Write out all records as given; omit images.

### STORED RECORDS:
^^^^^^^^^^^^^^^^
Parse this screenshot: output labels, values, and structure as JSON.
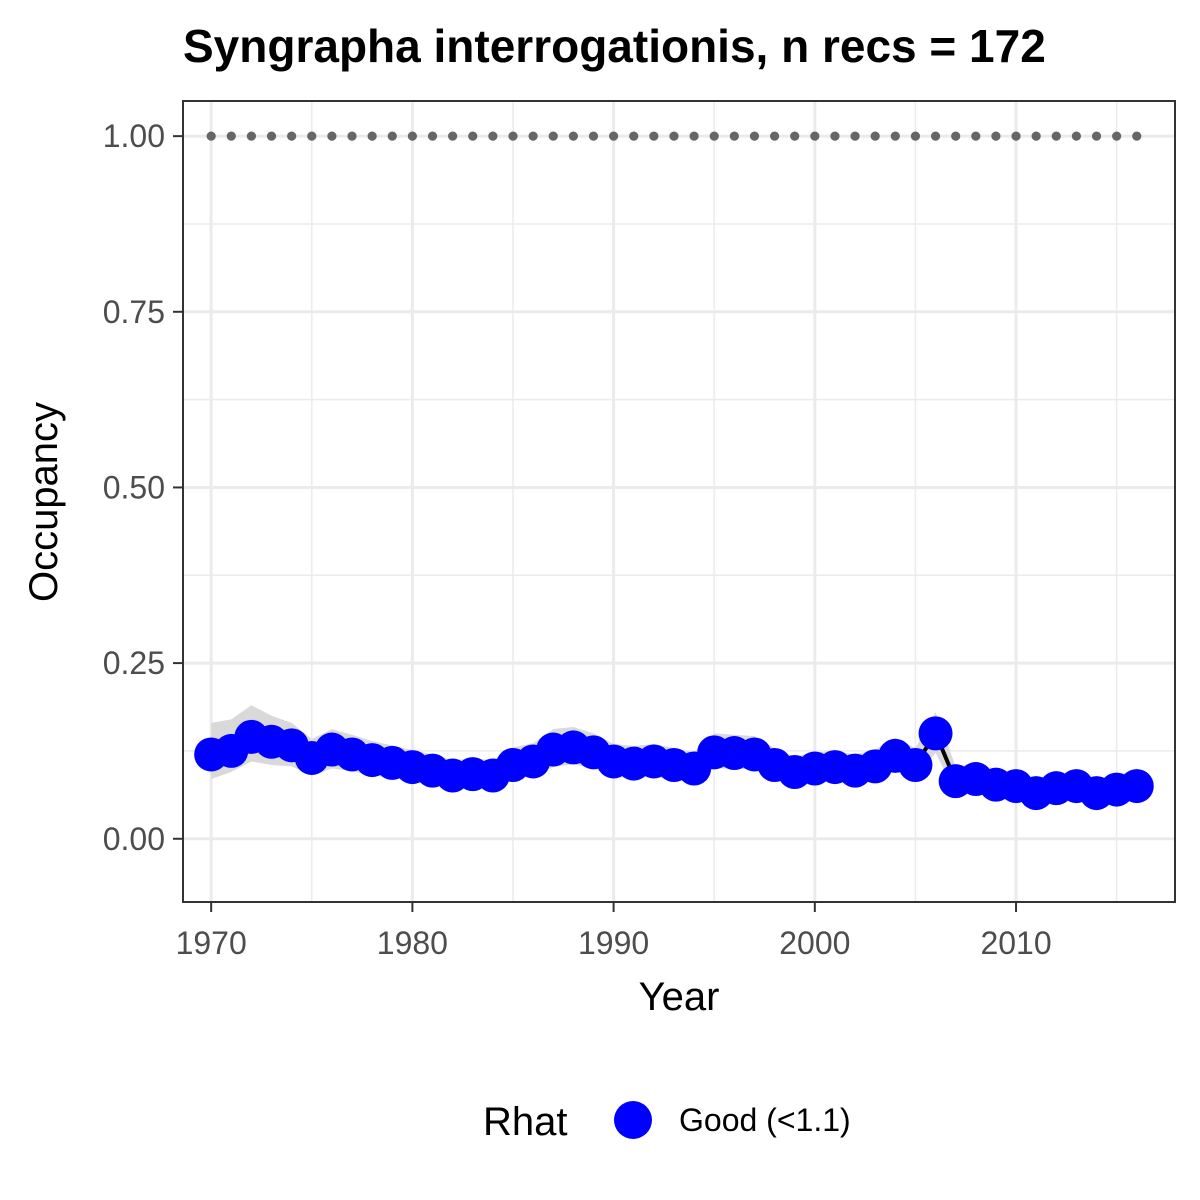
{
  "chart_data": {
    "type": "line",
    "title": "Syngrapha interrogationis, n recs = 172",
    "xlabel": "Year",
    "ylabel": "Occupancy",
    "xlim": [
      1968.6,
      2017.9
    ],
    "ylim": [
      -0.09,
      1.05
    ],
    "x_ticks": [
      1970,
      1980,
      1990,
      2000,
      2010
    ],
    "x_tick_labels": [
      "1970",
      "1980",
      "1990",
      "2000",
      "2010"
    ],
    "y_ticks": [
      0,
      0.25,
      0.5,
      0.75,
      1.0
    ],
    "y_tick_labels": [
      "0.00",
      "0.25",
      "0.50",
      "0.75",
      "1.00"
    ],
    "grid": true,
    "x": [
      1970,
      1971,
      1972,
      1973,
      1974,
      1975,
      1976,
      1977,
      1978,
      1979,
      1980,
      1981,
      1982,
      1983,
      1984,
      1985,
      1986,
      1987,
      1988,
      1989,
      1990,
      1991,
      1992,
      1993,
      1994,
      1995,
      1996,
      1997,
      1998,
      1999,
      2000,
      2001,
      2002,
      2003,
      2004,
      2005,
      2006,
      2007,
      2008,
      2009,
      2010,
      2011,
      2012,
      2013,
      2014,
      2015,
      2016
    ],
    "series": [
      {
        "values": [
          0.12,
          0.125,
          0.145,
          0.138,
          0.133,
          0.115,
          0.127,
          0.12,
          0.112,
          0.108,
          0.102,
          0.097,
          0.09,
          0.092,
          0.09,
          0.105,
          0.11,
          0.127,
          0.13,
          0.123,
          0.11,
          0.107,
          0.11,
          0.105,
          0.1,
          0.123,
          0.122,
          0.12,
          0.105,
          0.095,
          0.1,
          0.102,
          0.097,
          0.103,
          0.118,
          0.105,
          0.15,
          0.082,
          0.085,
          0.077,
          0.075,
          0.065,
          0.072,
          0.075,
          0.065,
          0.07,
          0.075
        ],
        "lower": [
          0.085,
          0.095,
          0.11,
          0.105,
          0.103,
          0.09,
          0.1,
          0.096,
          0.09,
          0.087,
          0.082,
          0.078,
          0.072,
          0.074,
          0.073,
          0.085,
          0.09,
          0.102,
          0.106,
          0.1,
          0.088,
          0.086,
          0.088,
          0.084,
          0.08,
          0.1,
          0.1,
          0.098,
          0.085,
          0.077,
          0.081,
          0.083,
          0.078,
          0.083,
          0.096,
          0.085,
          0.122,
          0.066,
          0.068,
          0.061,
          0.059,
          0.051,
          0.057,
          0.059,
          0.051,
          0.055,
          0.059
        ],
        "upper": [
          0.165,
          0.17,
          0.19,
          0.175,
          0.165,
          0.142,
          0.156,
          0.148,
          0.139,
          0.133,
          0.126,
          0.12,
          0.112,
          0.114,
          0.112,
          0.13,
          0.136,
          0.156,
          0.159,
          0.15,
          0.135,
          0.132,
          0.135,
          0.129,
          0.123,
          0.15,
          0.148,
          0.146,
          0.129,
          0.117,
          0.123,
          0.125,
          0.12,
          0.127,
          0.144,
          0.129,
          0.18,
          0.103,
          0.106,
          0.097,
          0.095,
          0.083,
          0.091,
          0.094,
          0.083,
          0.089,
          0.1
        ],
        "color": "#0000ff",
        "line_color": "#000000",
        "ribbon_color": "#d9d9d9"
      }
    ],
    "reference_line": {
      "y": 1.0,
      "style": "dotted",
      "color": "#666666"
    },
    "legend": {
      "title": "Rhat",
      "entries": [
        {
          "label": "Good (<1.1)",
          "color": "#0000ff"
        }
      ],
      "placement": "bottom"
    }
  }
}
^^^^^^^^^^^^^^^^
### RESULT OF THE EXERCISE:
Parse this screenshot: output labels, values, and structure as JSON.
{
  "chart_data": {
    "type": "line",
    "title": "Syngrapha interrogationis, n recs = 172",
    "xlabel": "Year",
    "ylabel": "Occupancy",
    "xlim": [
      1968.6,
      2017.9
    ],
    "ylim": [
      -0.09,
      1.05
    ],
    "x_ticks": [
      1970,
      1980,
      1990,
      2000,
      2010
    ],
    "x_tick_labels": [
      "1970",
      "1980",
      "1990",
      "2000",
      "2010"
    ],
    "y_ticks": [
      0,
      0.25,
      0.5,
      0.75,
      1.0
    ],
    "y_tick_labels": [
      "0.00",
      "0.25",
      "0.50",
      "0.75",
      "1.00"
    ],
    "grid": true,
    "x": [
      1970,
      1971,
      1972,
      1973,
      1974,
      1975,
      1976,
      1977,
      1978,
      1979,
      1980,
      1981,
      1982,
      1983,
      1984,
      1985,
      1986,
      1987,
      1988,
      1989,
      1990,
      1991,
      1992,
      1993,
      1994,
      1995,
      1996,
      1997,
      1998,
      1999,
      2000,
      2001,
      2002,
      2003,
      2004,
      2005,
      2006,
      2007,
      2008,
      2009,
      2010,
      2011,
      2012,
      2013,
      2014,
      2015,
      2016
    ],
    "series": [
      {
        "values": [
          0.12,
          0.125,
          0.145,
          0.138,
          0.133,
          0.115,
          0.127,
          0.12,
          0.112,
          0.108,
          0.102,
          0.097,
          0.09,
          0.092,
          0.09,
          0.105,
          0.11,
          0.127,
          0.13,
          0.123,
          0.11,
          0.107,
          0.11,
          0.105,
          0.1,
          0.123,
          0.122,
          0.12,
          0.105,
          0.095,
          0.1,
          0.102,
          0.097,
          0.103,
          0.118,
          0.105,
          0.15,
          0.082,
          0.085,
          0.077,
          0.075,
          0.065,
          0.072,
          0.075,
          0.065,
          0.07,
          0.075
        ],
        "lower": [
          0.085,
          0.095,
          0.11,
          0.105,
          0.103,
          0.09,
          0.1,
          0.096,
          0.09,
          0.087,
          0.082,
          0.078,
          0.072,
          0.074,
          0.073,
          0.085,
          0.09,
          0.102,
          0.106,
          0.1,
          0.088,
          0.086,
          0.088,
          0.084,
          0.08,
          0.1,
          0.1,
          0.098,
          0.085,
          0.077,
          0.081,
          0.083,
          0.078,
          0.083,
          0.096,
          0.085,
          0.122,
          0.066,
          0.068,
          0.061,
          0.059,
          0.051,
          0.057,
          0.059,
          0.051,
          0.055,
          0.059
        ],
        "upper": [
          0.165,
          0.17,
          0.19,
          0.175,
          0.165,
          0.142,
          0.156,
          0.148,
          0.139,
          0.133,
          0.126,
          0.12,
          0.112,
          0.114,
          0.112,
          0.13,
          0.136,
          0.156,
          0.159,
          0.15,
          0.135,
          0.132,
          0.135,
          0.129,
          0.123,
          0.15,
          0.148,
          0.146,
          0.129,
          0.117,
          0.123,
          0.125,
          0.12,
          0.127,
          0.144,
          0.129,
          0.18,
          0.103,
          0.106,
          0.097,
          0.095,
          0.083,
          0.091,
          0.094,
          0.083,
          0.089,
          0.1
        ],
        "color": "#0000ff",
        "line_color": "#000000",
        "ribbon_color": "#d9d9d9"
      }
    ],
    "reference_line": {
      "y": 1.0,
      "style": "dotted",
      "color": "#666666"
    },
    "legend": {
      "title": "Rhat",
      "entries": [
        {
          "label": "Good (<1.1)",
          "color": "#0000ff"
        }
      ],
      "placement": "bottom"
    }
  }
}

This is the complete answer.